[DESCRIPTION OF THE TASK] Repeat the listing in full, preserving every character.

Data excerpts
>>

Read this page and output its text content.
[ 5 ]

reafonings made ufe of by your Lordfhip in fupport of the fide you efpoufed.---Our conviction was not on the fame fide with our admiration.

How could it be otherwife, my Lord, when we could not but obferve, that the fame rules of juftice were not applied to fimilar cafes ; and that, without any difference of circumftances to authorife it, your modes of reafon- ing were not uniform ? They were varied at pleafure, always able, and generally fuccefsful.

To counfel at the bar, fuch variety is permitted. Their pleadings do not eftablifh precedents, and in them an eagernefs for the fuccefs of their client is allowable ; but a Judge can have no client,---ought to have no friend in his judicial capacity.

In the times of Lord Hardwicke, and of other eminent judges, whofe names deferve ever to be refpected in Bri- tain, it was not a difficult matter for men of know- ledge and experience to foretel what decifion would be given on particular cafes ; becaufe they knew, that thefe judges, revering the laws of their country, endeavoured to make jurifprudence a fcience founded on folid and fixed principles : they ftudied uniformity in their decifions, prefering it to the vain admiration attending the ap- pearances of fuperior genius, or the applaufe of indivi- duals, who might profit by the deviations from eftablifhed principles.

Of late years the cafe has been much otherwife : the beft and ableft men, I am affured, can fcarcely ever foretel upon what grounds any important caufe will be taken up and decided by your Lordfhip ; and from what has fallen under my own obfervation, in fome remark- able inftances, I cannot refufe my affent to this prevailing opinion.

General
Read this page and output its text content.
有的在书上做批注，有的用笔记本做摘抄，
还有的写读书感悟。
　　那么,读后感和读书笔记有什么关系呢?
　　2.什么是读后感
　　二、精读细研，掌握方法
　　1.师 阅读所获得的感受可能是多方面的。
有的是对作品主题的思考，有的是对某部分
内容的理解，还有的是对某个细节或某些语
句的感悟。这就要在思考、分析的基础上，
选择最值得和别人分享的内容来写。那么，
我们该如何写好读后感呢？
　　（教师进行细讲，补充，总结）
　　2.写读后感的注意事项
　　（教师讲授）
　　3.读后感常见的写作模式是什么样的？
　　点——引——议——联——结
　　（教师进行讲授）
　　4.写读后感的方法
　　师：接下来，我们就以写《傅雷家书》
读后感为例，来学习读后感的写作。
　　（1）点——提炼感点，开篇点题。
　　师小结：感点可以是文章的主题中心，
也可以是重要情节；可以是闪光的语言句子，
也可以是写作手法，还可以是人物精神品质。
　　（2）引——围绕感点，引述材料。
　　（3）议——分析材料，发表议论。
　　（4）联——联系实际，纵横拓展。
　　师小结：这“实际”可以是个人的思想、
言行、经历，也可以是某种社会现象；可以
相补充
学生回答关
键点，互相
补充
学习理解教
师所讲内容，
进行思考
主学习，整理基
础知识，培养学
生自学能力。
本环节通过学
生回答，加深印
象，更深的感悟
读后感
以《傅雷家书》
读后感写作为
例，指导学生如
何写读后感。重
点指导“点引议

<<

[EXERCISE ANSWER]
Read this page and output its text content.
[ 5 ]

reafonings made ufe of by your Lordfhip in fupport of the fide you efpoufed.---Our conviction was not on the fame fide with our admiration.

How could it be otherwife, my Lord, when we could not but obferve, that the fame rules of juftice were not applied to fimilar cafes ; and that, without any difference of circumftances to authorife it, your modes of reafon- ing were not uniform ? They were varied at pleafure, always able, and generally fuccefsful.

To counfel at the bar, fuch variety is permitted. Their pleadings do not eftablifh precedents, and in them an eagernefs for the fuccefs of their client is allowable ; but a Judge can have no client,---ought to have no friend in his judicial capacity.

In the times of Lord Hardwicke, and of other eminent judges, whofe names deferve ever to be refpected in Bri- tain, it was not a difficult matter for men of know- ledge and experience to foretel what decifion would be given on particular cafes ; becaufe they knew, that thefe judges, revering the laws of their country, endeavoured to make jurifprudence a fcience founded on folid and fixed principles : they ftudied uniformity in their decifions, prefering it to the vain admiration attending the ap- pearances of fuperior genius, or the applaufe of indivi- duals, who might profit by the deviations from eftablifhed principles.

Of late years the cafe has been much otherwife : the beft and ableft men, I am affured, can fcarcely ever foretel upon what grounds any important caufe will be taken up and decided by your Lordfhip ; and from what has fallen under my own obfervation, in fome remark- able inftances, I cannot refufe my affent to this prevailing opinion.

General
Read this page and output its text content.
有的在书上做批注，有的用笔记本做摘抄，
还有的写读书感悟。
　　那么,读后感和读书笔记有什么关系呢?
　　2.什么是读后感
　　二、精读细研，掌握方法
　　1.师 阅读所获得的感受可能是多方面的。
有的是对作品主题的思考，有的是对某部分
内容的理解，还有的是对某个细节或某些语
句的感悟。这就要在思考、分析的基础上，
选择最值得和别人分享的内容来写。那么，
我们该如何写好读后感呢？
　　（教师进行细讲，补充，总结）
　　2.写读后感的注意事项
　　（教师讲授）
　　3.读后感常见的写作模式是什么样的？
　　点——引——议——联——结
　　（教师进行讲授）
　　4.写读后感的方法
　　师：接下来，我们就以写《傅雷家书》
读后感为例，来学习读后感的写作。
　　（1）点——提炼感点，开篇点题。
　　师小结：感点可以是文章的主题中心，
也可以是重要情节；可以是闪光的语言句子，
也可以是写作手法，还可以是人物精神品质。
　　（2）引——围绕感点，引述材料。
　　（3）议——分析材料，发表议论。
　　（4）联——联系实际，纵横拓展。
　　师小结：这“实际”可以是个人的思想、
言行、经历，也可以是某种社会现象；可以
相补充
学生回答关
键点，互相
补充
学习理解教
师所讲内容，
进行思考
主学习，整理基
础知识，培养学
生自学能力。
本环节通过学
生回答，加深印
象，更深的感悟
读后感
以《傅雷家书》
读后感写作为
例，指导学生如
何写读后感。重
点指导“点引议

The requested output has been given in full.